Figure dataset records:
- - -
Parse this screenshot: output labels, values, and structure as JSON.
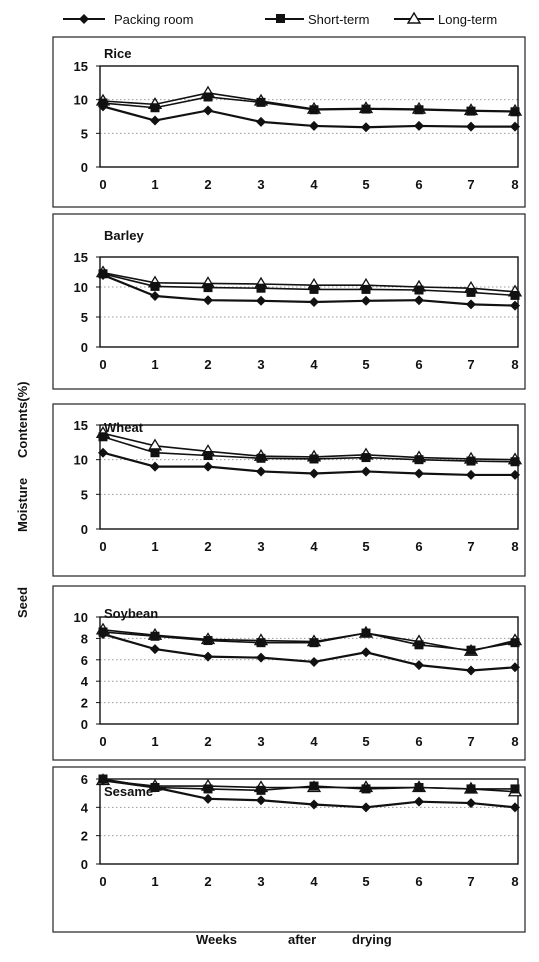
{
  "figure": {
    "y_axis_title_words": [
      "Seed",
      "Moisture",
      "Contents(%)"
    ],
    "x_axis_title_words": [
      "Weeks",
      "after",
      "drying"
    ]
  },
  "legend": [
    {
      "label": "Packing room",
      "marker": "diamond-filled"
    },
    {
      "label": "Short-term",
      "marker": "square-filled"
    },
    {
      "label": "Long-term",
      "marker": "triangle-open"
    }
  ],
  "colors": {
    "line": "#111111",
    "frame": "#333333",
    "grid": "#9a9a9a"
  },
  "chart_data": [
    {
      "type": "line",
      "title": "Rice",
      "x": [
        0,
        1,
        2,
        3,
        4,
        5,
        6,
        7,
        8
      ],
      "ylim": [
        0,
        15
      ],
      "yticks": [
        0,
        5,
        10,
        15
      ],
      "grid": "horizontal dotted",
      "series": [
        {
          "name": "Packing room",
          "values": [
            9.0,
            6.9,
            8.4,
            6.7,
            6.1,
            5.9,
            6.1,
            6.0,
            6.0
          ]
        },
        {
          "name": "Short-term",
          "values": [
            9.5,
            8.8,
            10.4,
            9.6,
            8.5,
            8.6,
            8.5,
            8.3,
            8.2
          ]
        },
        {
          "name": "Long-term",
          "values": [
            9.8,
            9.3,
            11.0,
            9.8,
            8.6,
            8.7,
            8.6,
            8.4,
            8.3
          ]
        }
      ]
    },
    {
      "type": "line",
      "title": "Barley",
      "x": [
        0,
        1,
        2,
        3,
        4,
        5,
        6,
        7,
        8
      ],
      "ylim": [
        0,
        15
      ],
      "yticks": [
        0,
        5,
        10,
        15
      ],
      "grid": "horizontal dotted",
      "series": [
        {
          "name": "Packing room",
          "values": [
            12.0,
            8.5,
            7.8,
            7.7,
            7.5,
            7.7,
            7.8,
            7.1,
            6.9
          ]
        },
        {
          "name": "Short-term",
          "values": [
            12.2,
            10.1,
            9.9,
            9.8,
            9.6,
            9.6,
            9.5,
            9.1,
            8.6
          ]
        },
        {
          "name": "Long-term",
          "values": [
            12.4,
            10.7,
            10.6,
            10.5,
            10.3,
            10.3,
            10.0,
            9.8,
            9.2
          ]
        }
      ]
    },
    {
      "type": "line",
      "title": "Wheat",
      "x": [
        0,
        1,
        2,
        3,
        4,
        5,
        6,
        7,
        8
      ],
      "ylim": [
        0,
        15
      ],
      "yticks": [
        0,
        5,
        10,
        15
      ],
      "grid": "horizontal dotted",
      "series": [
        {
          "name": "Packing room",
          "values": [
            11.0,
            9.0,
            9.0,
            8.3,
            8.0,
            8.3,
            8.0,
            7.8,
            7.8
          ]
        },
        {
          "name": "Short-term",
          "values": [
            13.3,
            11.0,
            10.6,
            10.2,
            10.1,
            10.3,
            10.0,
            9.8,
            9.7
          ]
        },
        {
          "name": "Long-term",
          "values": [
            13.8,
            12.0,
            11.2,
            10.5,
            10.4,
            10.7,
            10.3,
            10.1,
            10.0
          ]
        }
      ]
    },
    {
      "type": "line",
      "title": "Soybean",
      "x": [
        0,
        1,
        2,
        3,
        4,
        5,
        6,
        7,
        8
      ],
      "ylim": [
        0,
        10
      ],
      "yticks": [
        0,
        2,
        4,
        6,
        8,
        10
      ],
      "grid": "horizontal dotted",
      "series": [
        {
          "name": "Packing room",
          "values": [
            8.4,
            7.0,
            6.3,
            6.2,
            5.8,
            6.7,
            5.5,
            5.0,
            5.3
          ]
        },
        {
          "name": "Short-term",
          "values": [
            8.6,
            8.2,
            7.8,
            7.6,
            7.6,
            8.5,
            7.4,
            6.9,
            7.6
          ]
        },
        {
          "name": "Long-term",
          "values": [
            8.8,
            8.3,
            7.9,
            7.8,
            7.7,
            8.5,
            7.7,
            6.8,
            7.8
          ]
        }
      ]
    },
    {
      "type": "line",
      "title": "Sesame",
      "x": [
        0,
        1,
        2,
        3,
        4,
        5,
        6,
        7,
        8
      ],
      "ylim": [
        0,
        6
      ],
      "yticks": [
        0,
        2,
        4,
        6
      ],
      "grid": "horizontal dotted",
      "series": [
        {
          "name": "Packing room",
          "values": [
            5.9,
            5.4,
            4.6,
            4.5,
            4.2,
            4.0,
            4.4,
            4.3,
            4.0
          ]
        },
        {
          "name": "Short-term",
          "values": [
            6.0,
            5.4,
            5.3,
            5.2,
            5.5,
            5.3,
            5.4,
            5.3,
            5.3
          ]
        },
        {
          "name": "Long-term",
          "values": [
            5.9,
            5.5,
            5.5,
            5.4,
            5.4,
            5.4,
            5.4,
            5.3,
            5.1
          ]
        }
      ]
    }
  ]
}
- - -
Exercise objective: Quote all the records verbatim, dropping any pictures from your copy.

Final result:
Parse this screenshot: output labels, values, and structure as JSON.
{
  "figure": {
    "y_axis_title_words": [
      "Seed",
      "Moisture",
      "Contents(%)"
    ],
    "x_axis_title_words": [
      "Weeks",
      "after",
      "drying"
    ]
  },
  "legend": [
    {
      "label": "Packing room",
      "marker": "diamond-filled"
    },
    {
      "label": "Short-term",
      "marker": "square-filled"
    },
    {
      "label": "Long-term",
      "marker": "triangle-open"
    }
  ],
  "colors": {
    "line": "#111111",
    "frame": "#333333",
    "grid": "#9a9a9a"
  },
  "chart_data": [
    {
      "type": "line",
      "title": "Rice",
      "x": [
        0,
        1,
        2,
        3,
        4,
        5,
        6,
        7,
        8
      ],
      "ylim": [
        0,
        15
      ],
      "yticks": [
        0,
        5,
        10,
        15
      ],
      "grid": "horizontal dotted",
      "series": [
        {
          "name": "Packing room",
          "values": [
            9.0,
            6.9,
            8.4,
            6.7,
            6.1,
            5.9,
            6.1,
            6.0,
            6.0
          ]
        },
        {
          "name": "Short-term",
          "values": [
            9.5,
            8.8,
            10.4,
            9.6,
            8.5,
            8.6,
            8.5,
            8.3,
            8.2
          ]
        },
        {
          "name": "Long-term",
          "values": [
            9.8,
            9.3,
            11.0,
            9.8,
            8.6,
            8.7,
            8.6,
            8.4,
            8.3
          ]
        }
      ]
    },
    {
      "type": "line",
      "title": "Barley",
      "x": [
        0,
        1,
        2,
        3,
        4,
        5,
        6,
        7,
        8
      ],
      "ylim": [
        0,
        15
      ],
      "yticks": [
        0,
        5,
        10,
        15
      ],
      "grid": "horizontal dotted",
      "series": [
        {
          "name": "Packing room",
          "values": [
            12.0,
            8.5,
            7.8,
            7.7,
            7.5,
            7.7,
            7.8,
            7.1,
            6.9
          ]
        },
        {
          "name": "Short-term",
          "values": [
            12.2,
            10.1,
            9.9,
            9.8,
            9.6,
            9.6,
            9.5,
            9.1,
            8.6
          ]
        },
        {
          "name": "Long-term",
          "values": [
            12.4,
            10.7,
            10.6,
            10.5,
            10.3,
            10.3,
            10.0,
            9.8,
            9.2
          ]
        }
      ]
    },
    {
      "type": "line",
      "title": "Wheat",
      "x": [
        0,
        1,
        2,
        3,
        4,
        5,
        6,
        7,
        8
      ],
      "ylim": [
        0,
        15
      ],
      "yticks": [
        0,
        5,
        10,
        15
      ],
      "grid": "horizontal dotted",
      "series": [
        {
          "name": "Packing room",
          "values": [
            11.0,
            9.0,
            9.0,
            8.3,
            8.0,
            8.3,
            8.0,
            7.8,
            7.8
          ]
        },
        {
          "name": "Short-term",
          "values": [
            13.3,
            11.0,
            10.6,
            10.2,
            10.1,
            10.3,
            10.0,
            9.8,
            9.7
          ]
        },
        {
          "name": "Long-term",
          "values": [
            13.8,
            12.0,
            11.2,
            10.5,
            10.4,
            10.7,
            10.3,
            10.1,
            10.0
          ]
        }
      ]
    },
    {
      "type": "line",
      "title": "Soybean",
      "x": [
        0,
        1,
        2,
        3,
        4,
        5,
        6,
        7,
        8
      ],
      "ylim": [
        0,
        10
      ],
      "yticks": [
        0,
        2,
        4,
        6,
        8,
        10
      ],
      "grid": "horizontal dotted",
      "series": [
        {
          "name": "Packing room",
          "values": [
            8.4,
            7.0,
            6.3,
            6.2,
            5.8,
            6.7,
            5.5,
            5.0,
            5.3
          ]
        },
        {
          "name": "Short-term",
          "values": [
            8.6,
            8.2,
            7.8,
            7.6,
            7.6,
            8.5,
            7.4,
            6.9,
            7.6
          ]
        },
        {
          "name": "Long-term",
          "values": [
            8.8,
            8.3,
            7.9,
            7.8,
            7.7,
            8.5,
            7.7,
            6.8,
            7.8
          ]
        }
      ]
    },
    {
      "type": "line",
      "title": "Sesame",
      "x": [
        0,
        1,
        2,
        3,
        4,
        5,
        6,
        7,
        8
      ],
      "ylim": [
        0,
        6
      ],
      "yticks": [
        0,
        2,
        4,
        6
      ],
      "grid": "horizontal dotted",
      "series": [
        {
          "name": "Packing room",
          "values": [
            5.9,
            5.4,
            4.6,
            4.5,
            4.2,
            4.0,
            4.4,
            4.3,
            4.0
          ]
        },
        {
          "name": "Short-term",
          "values": [
            6.0,
            5.4,
            5.3,
            5.2,
            5.5,
            5.3,
            5.4,
            5.3,
            5.3
          ]
        },
        {
          "name": "Long-term",
          "values": [
            5.9,
            5.5,
            5.5,
            5.4,
            5.4,
            5.4,
            5.4,
            5.3,
            5.1
          ]
        }
      ]
    }
  ]
}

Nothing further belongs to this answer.